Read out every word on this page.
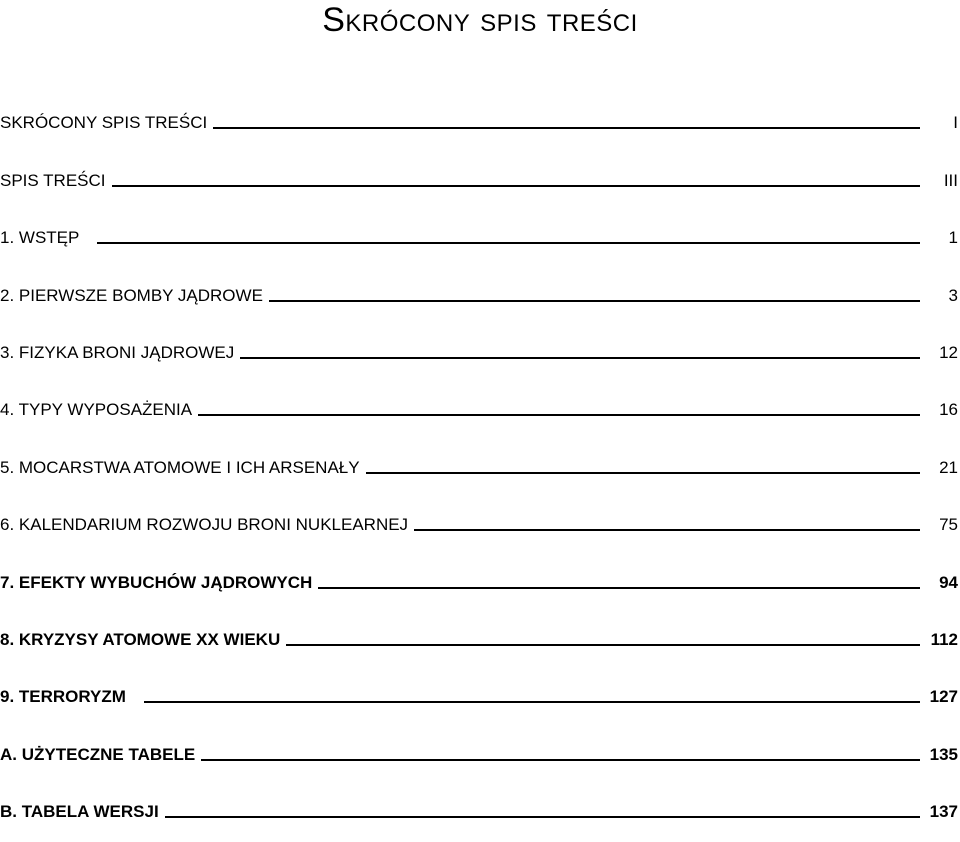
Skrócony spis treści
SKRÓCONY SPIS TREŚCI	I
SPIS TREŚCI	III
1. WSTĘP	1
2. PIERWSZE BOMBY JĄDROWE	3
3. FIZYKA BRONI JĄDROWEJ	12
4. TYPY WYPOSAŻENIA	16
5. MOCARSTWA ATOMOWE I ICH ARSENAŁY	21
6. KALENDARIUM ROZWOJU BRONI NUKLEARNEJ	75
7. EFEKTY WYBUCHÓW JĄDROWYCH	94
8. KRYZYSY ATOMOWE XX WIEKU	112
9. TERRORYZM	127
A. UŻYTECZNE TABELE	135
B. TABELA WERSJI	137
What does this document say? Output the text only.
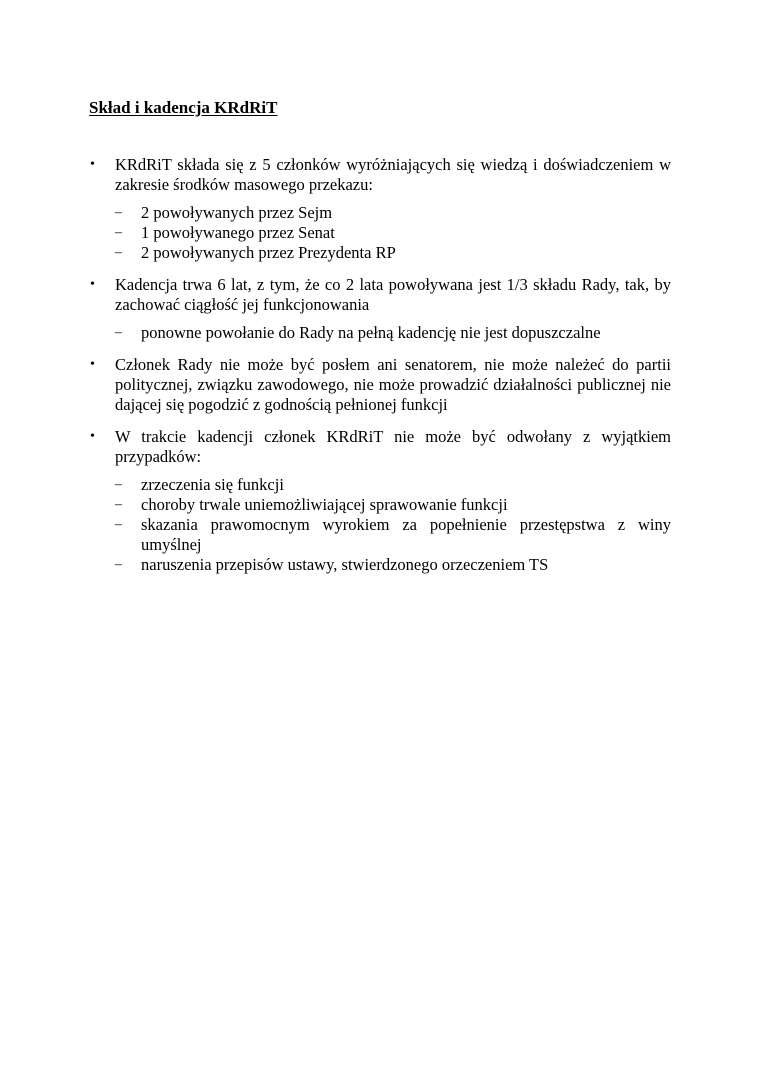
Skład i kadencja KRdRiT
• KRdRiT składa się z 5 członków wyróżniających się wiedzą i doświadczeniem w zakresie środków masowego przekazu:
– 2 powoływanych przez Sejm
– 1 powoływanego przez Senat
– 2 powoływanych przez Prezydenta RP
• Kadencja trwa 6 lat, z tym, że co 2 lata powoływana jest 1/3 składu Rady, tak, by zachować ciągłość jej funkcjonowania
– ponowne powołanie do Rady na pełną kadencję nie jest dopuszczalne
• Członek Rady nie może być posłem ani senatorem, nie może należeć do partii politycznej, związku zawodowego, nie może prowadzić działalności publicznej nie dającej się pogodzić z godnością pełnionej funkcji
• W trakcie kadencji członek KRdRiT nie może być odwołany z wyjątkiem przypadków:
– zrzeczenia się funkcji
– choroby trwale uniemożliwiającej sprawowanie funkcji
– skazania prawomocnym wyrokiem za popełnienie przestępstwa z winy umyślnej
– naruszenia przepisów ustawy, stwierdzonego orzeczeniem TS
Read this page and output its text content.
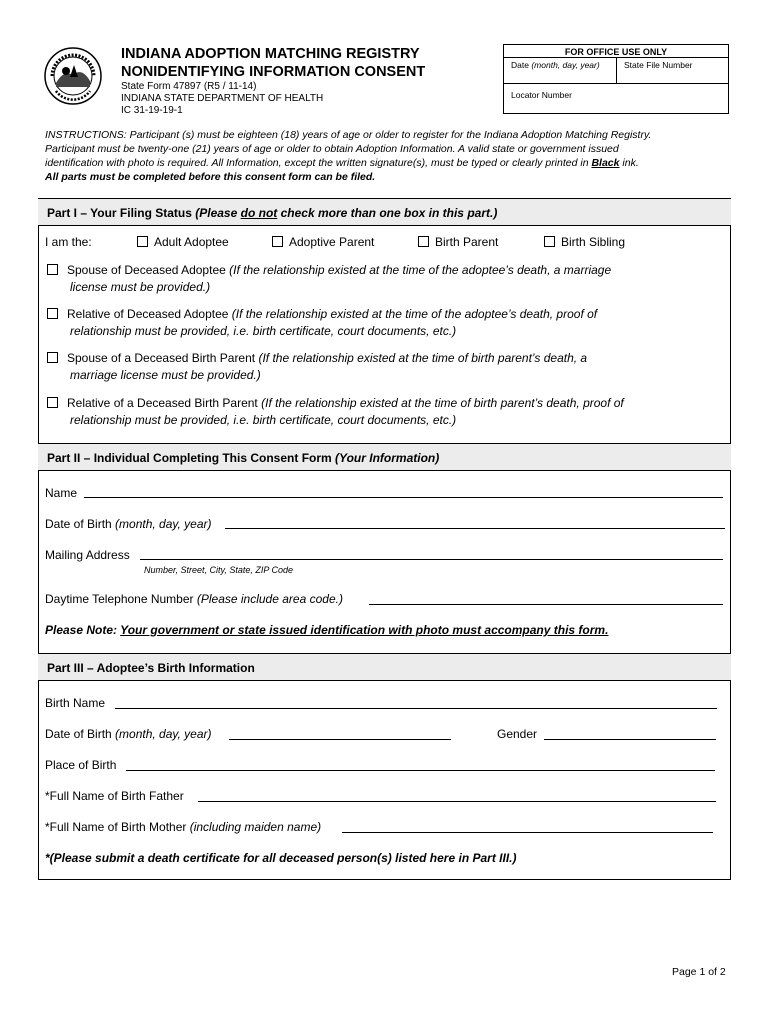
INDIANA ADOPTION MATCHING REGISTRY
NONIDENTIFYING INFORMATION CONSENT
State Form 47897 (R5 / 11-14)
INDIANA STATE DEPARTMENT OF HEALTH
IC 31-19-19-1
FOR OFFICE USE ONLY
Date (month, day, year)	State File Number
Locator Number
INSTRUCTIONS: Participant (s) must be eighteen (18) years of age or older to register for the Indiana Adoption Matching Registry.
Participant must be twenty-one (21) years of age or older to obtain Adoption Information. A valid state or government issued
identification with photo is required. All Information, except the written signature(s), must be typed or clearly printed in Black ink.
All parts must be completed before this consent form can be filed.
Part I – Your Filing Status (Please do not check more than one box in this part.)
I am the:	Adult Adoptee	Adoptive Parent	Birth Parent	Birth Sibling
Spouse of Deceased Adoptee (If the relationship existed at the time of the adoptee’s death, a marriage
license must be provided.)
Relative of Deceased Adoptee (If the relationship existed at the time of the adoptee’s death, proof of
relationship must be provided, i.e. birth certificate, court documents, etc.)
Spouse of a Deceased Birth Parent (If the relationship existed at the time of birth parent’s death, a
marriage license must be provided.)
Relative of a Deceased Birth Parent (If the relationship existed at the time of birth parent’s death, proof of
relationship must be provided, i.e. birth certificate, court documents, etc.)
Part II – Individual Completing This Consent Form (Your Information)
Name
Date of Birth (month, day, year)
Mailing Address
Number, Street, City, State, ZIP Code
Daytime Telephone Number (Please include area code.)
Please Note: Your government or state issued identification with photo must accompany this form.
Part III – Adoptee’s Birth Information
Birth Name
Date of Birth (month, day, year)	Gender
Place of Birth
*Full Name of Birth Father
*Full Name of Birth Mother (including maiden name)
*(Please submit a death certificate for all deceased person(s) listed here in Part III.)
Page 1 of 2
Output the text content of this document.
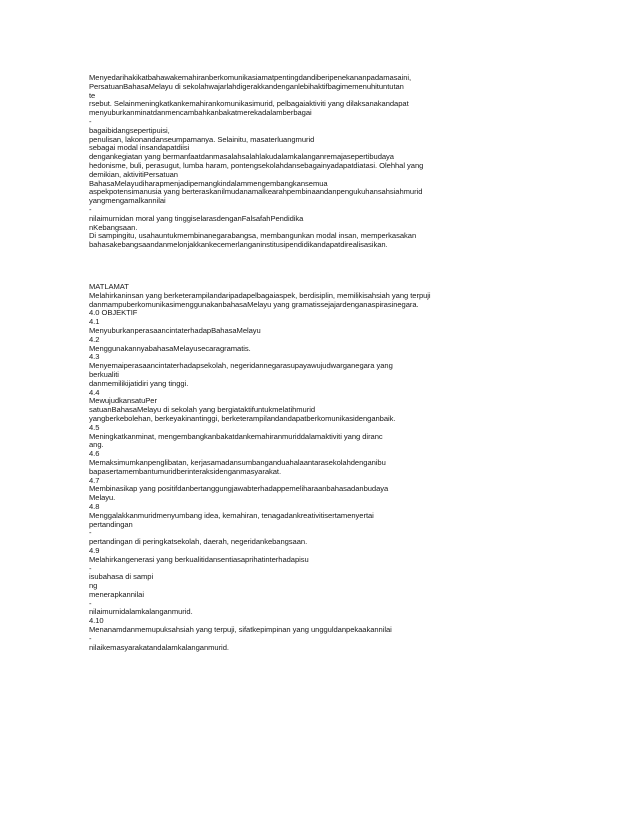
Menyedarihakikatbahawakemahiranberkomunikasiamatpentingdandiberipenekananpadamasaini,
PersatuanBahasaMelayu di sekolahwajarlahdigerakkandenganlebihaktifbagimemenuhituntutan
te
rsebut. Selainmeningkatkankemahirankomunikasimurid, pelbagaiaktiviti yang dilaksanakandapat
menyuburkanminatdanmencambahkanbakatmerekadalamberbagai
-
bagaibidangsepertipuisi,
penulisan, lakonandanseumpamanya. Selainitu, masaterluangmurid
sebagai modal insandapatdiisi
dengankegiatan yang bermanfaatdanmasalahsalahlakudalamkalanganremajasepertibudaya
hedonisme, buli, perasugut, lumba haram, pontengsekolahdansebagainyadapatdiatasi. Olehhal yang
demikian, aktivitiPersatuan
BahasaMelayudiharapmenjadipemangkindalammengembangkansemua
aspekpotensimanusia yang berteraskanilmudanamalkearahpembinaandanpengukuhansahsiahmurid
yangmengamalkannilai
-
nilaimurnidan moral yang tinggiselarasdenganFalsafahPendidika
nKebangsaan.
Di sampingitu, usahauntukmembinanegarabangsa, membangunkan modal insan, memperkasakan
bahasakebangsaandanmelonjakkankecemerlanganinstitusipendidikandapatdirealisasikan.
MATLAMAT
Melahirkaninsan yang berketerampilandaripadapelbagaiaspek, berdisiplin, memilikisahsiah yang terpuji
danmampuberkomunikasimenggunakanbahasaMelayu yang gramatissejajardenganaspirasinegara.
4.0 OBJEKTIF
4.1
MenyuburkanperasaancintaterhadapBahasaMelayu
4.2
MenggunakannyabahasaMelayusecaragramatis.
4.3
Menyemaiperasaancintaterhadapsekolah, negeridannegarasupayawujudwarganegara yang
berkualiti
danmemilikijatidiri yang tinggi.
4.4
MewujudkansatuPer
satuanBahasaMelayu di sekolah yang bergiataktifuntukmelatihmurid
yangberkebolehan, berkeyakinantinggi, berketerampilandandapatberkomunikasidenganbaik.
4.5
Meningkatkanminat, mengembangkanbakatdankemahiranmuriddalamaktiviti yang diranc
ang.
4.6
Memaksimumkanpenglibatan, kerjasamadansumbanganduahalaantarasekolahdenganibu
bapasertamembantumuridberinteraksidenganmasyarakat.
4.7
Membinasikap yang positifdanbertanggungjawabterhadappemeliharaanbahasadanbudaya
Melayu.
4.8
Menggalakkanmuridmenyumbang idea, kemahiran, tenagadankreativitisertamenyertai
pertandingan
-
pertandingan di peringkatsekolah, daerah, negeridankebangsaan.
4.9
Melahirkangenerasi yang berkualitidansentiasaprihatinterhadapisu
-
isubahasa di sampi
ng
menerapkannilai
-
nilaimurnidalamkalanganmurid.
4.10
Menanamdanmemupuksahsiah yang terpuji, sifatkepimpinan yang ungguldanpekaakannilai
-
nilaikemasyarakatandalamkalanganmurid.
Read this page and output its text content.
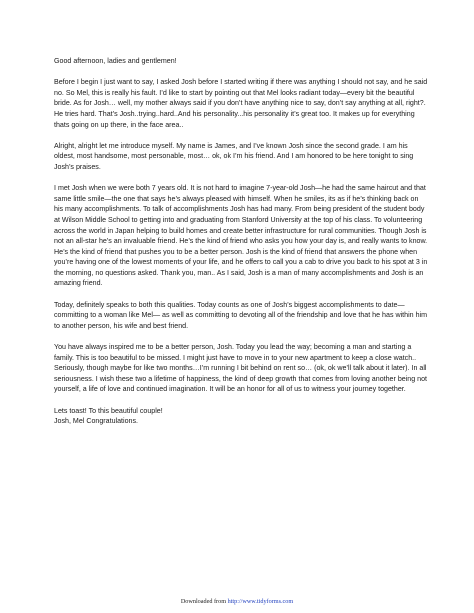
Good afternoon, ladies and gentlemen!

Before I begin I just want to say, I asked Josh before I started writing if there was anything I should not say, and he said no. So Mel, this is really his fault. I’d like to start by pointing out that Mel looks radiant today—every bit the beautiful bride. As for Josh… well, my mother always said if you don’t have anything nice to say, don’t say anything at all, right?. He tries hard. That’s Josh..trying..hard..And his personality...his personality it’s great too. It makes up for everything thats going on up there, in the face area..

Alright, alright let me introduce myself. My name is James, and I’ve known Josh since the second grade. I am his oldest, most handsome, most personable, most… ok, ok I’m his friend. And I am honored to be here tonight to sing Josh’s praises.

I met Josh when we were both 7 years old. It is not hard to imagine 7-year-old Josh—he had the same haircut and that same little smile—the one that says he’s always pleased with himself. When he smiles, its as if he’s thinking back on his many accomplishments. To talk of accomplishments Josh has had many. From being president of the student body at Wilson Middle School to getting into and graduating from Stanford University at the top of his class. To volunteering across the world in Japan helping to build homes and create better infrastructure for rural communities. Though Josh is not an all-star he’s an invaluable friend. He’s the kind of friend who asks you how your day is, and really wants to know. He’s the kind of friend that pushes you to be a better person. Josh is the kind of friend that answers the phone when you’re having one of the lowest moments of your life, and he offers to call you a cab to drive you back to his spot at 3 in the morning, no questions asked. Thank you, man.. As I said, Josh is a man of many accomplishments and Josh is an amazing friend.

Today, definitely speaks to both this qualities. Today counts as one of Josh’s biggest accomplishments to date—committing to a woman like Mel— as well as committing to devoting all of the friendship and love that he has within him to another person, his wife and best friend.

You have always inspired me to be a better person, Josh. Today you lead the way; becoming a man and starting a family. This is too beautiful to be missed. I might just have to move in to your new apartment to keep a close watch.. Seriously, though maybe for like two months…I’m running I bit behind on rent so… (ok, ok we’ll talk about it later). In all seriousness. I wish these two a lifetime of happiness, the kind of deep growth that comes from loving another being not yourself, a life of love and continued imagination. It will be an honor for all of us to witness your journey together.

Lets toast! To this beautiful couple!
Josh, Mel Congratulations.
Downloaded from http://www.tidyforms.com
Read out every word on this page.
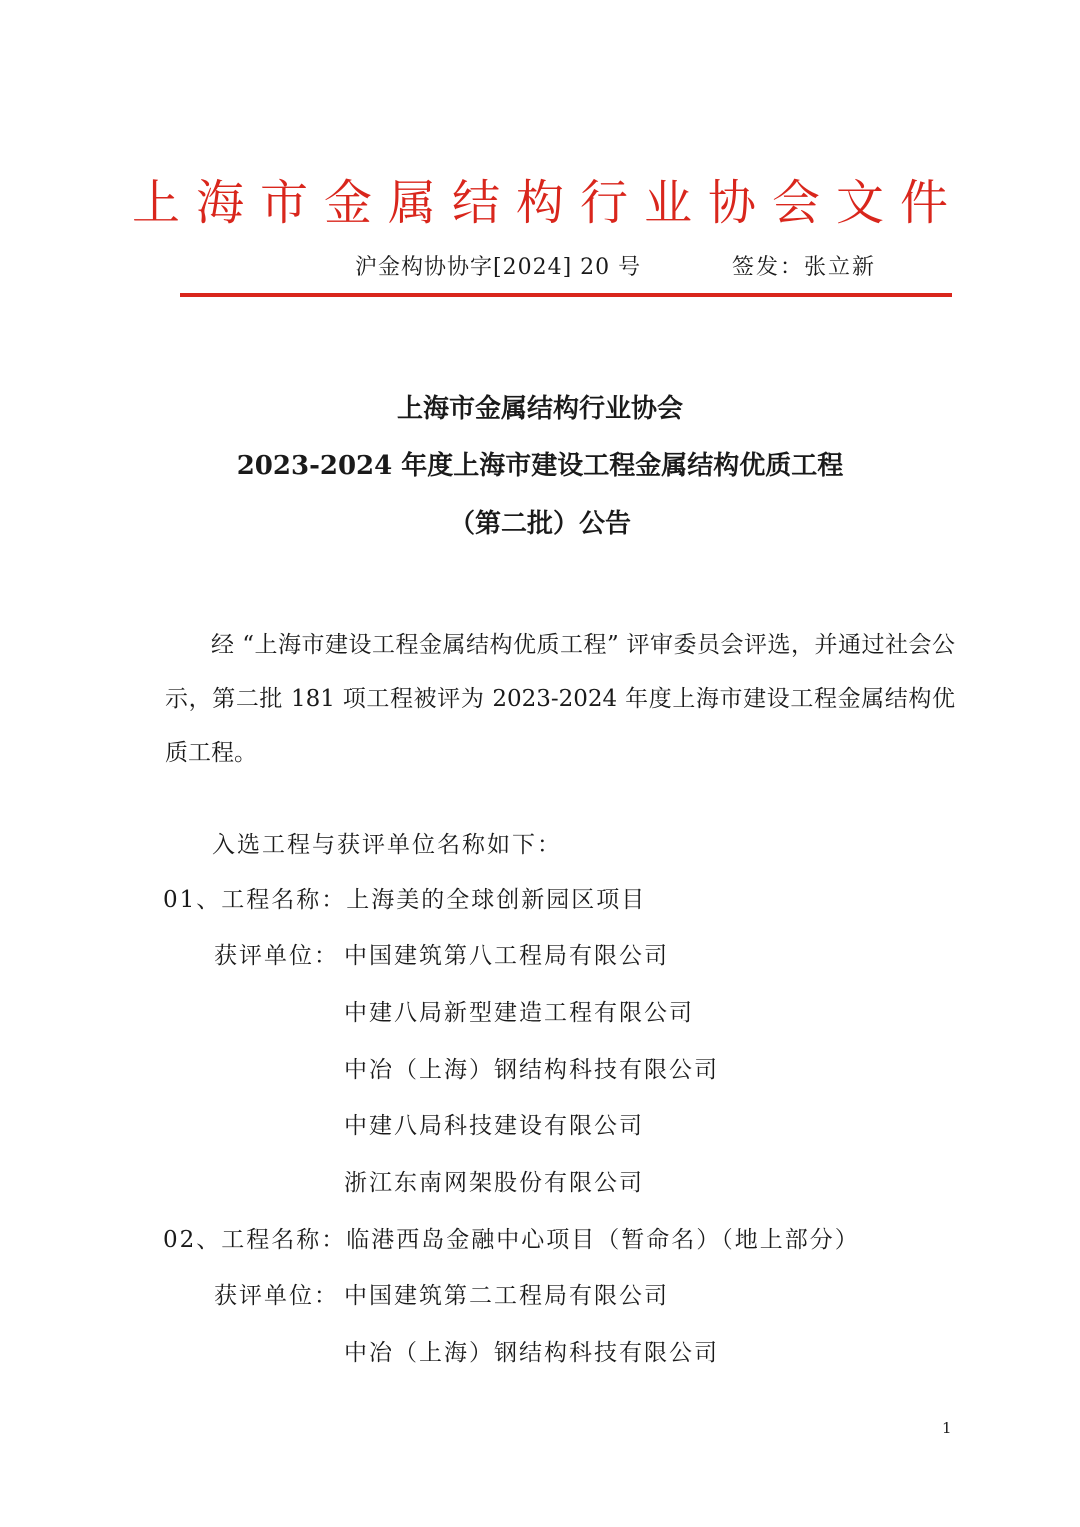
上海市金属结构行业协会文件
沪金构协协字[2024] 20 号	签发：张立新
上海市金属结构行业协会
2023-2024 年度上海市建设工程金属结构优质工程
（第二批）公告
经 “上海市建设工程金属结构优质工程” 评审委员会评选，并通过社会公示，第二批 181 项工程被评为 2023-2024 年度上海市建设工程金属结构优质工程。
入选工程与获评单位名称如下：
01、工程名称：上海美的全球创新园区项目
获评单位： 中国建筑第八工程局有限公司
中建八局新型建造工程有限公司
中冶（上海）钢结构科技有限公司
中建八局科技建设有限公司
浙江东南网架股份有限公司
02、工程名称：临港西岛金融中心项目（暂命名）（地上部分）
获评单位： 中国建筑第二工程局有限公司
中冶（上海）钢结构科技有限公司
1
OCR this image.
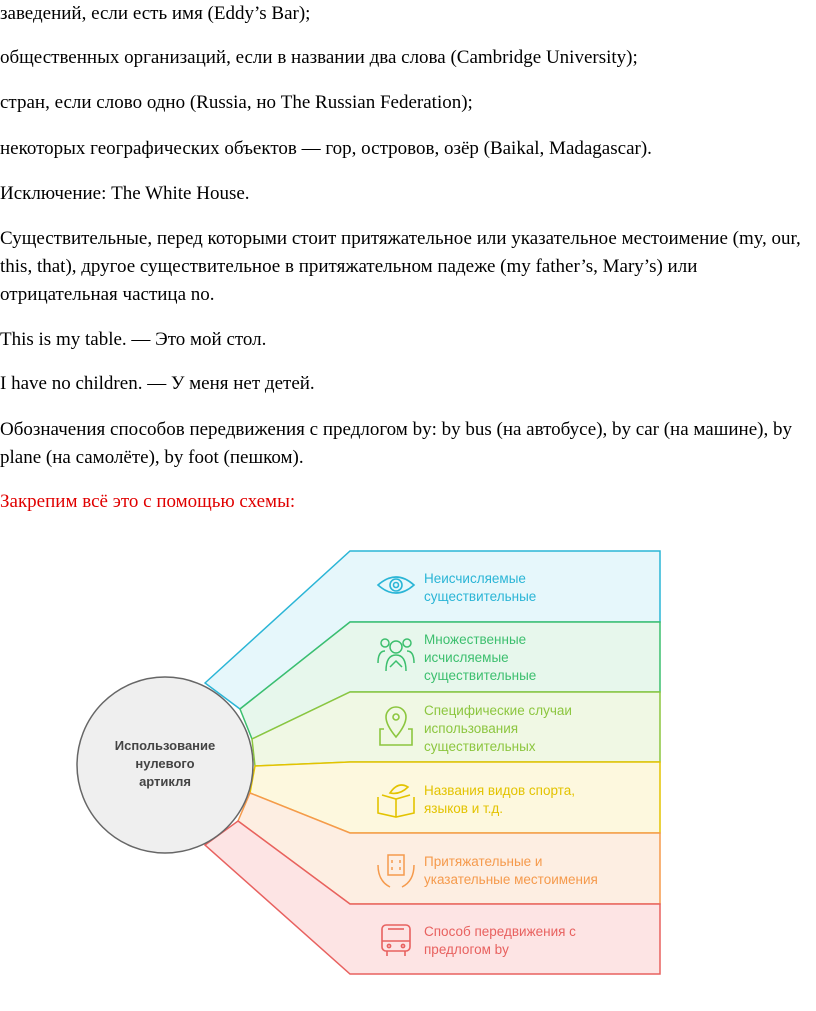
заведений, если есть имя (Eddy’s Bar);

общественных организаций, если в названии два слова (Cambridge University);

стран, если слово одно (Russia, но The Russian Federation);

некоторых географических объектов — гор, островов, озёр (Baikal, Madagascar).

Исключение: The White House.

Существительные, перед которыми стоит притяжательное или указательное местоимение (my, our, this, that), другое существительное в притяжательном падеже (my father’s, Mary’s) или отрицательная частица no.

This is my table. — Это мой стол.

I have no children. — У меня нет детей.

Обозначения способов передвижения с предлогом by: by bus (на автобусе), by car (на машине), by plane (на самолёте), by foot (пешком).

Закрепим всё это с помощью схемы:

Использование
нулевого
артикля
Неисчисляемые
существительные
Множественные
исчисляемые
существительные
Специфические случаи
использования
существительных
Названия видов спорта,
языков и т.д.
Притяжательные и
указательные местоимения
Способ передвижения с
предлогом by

_ _ _ _

→ STATED PROBLEM:
Check each line above for the word "jest" and copy the ones that have it.

→ THE OUTPUT:
• Kadencja trwa 6 lat, z tym, że co 2 lata powoływana jest 1/3 składu Rady, tak, by zachować ciągłość jej funkcjonowania
– ponowne powołanie do Rady na pełną kadencję nie jest dopuszczalne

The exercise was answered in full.